__RECORDS SUPPLIED__:
----------------

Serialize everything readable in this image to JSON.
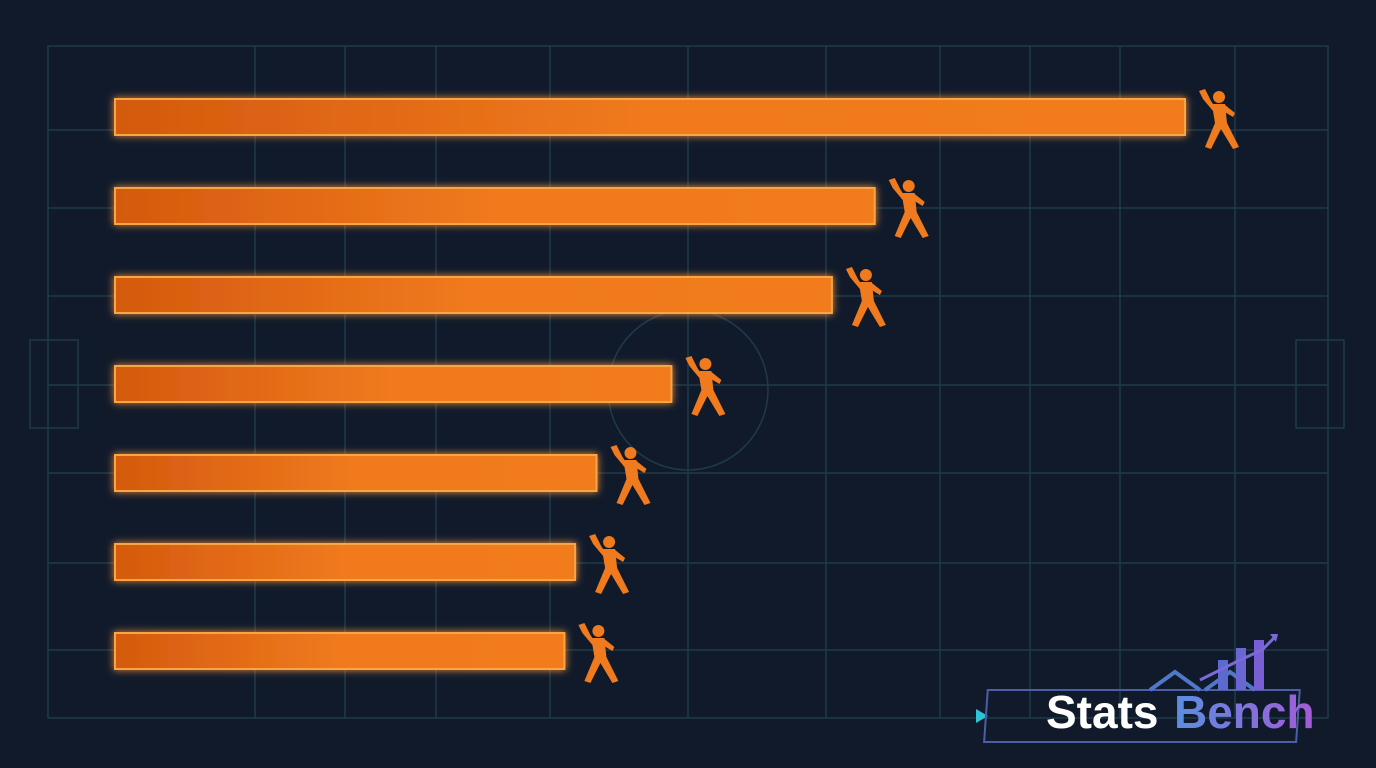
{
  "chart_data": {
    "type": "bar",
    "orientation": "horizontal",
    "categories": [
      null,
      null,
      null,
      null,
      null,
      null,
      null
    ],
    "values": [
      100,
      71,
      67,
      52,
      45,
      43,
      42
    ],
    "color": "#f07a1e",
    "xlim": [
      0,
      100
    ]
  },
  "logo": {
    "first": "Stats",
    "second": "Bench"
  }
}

----------------

__INSTRUCTION__:
Without the images, write out each line of the data verbatim.

__ANSWER TO THE TASK__:
Serialize everything readable in this image to JSON.
{
  "chart_data": {
    "type": "bar",
    "orientation": "horizontal",
    "categories": [
      null,
      null,
      null,
      null,
      null,
      null,
      null
    ],
    "values": [
      100,
      71,
      67,
      52,
      45,
      43,
      42
    ],
    "color": "#f07a1e",
    "xlim": [
      0,
      100
    ]
  },
  "logo": {
    "first": "Stats",
    "second": "Bench"
  }
}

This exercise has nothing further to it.